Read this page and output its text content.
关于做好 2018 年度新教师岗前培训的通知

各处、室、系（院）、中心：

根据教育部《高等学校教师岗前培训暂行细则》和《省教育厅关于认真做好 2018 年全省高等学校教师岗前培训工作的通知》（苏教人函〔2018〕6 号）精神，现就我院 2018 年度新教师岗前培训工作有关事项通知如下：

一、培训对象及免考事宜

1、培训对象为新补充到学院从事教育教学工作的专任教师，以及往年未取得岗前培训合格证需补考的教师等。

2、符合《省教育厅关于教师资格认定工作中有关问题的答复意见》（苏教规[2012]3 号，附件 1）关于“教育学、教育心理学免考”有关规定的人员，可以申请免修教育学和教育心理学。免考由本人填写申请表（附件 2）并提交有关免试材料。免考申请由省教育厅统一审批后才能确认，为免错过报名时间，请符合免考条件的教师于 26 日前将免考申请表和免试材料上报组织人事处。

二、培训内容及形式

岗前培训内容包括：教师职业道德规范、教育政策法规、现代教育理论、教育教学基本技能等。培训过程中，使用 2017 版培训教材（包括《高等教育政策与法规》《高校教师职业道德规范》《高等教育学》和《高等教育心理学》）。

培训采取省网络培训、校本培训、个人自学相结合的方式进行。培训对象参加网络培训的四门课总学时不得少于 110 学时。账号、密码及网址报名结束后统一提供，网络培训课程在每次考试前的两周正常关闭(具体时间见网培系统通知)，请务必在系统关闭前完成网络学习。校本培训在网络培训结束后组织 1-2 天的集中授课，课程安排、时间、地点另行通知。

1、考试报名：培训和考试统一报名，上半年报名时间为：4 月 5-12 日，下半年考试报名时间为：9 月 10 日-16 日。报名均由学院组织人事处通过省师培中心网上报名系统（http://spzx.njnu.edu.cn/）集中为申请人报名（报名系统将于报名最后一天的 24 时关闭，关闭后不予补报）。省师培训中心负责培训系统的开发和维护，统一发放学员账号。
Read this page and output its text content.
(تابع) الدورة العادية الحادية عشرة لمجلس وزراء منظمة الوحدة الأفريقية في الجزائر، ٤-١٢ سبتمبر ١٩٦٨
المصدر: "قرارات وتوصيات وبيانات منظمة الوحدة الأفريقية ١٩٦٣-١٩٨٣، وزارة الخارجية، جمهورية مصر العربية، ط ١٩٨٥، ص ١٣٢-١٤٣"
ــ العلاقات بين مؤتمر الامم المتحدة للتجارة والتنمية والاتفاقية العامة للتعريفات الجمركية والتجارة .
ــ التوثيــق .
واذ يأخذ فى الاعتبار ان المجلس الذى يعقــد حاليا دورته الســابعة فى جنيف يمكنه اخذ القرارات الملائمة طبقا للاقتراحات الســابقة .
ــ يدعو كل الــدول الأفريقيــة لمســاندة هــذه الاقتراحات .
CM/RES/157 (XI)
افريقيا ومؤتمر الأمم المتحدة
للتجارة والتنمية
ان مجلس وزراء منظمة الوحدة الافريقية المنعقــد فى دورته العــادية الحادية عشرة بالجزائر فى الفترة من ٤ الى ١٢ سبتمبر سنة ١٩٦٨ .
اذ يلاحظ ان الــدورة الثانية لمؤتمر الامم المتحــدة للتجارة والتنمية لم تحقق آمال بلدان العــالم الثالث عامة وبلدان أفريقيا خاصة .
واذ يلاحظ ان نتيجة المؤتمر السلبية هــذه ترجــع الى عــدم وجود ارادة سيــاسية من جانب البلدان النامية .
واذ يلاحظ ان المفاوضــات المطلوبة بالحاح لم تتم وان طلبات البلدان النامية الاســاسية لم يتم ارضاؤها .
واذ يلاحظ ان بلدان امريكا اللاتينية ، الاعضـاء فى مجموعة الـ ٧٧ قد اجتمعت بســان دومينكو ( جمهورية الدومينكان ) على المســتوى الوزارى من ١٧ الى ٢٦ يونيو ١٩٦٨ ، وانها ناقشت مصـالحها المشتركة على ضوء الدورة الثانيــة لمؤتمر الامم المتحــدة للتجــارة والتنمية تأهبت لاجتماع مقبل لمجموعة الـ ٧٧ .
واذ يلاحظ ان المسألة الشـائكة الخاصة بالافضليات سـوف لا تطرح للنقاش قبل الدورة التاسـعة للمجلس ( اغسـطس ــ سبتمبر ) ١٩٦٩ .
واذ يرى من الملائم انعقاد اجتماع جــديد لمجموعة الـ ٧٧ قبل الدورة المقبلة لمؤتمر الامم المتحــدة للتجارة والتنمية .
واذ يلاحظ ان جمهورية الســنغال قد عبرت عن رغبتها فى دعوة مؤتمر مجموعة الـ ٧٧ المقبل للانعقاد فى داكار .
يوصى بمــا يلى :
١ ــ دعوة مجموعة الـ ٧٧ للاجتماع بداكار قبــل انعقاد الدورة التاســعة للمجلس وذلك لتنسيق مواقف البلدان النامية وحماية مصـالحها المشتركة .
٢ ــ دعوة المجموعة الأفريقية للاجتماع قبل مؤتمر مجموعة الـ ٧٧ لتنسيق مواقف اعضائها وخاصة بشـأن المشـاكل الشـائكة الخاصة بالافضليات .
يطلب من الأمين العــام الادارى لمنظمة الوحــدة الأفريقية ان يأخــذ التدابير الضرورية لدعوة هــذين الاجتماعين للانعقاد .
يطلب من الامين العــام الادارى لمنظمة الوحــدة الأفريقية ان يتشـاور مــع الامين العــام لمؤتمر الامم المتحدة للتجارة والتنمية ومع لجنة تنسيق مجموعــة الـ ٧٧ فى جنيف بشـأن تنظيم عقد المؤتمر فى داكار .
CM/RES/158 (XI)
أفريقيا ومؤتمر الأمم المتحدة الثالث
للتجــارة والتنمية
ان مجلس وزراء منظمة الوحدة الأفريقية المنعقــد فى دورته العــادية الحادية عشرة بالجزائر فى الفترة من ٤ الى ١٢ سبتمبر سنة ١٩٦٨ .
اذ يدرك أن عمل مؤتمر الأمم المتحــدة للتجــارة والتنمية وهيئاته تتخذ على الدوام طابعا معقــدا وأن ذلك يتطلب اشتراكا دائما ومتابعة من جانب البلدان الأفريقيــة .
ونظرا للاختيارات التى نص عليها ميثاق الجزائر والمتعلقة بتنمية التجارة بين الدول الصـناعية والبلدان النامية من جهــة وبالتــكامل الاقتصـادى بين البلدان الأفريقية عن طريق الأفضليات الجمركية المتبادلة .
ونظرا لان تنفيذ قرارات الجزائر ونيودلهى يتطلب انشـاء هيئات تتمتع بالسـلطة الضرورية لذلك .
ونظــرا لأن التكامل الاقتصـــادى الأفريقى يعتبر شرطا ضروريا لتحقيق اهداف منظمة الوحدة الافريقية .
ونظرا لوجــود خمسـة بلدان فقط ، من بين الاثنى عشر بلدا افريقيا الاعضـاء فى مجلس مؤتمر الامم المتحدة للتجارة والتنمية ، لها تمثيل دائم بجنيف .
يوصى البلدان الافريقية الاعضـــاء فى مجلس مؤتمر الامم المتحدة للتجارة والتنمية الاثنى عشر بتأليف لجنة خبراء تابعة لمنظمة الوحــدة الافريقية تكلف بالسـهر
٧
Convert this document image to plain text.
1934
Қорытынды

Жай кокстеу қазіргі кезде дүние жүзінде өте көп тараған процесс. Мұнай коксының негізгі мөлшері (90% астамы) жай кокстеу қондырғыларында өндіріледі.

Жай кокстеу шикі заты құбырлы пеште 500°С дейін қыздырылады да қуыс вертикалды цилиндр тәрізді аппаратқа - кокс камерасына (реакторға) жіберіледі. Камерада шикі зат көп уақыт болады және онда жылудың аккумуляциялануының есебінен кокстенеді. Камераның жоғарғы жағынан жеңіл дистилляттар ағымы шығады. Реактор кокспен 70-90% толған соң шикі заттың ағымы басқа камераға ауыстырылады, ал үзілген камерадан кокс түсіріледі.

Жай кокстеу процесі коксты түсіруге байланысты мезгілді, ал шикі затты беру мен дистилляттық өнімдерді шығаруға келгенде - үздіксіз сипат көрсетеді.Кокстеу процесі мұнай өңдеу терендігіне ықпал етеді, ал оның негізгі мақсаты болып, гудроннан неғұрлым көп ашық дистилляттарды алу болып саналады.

WRITTEN REQUEST: Some lines of the data above may hold the word "يتطلب"; report how many do, and nothing else.

WRITTEN SOLUTION: 2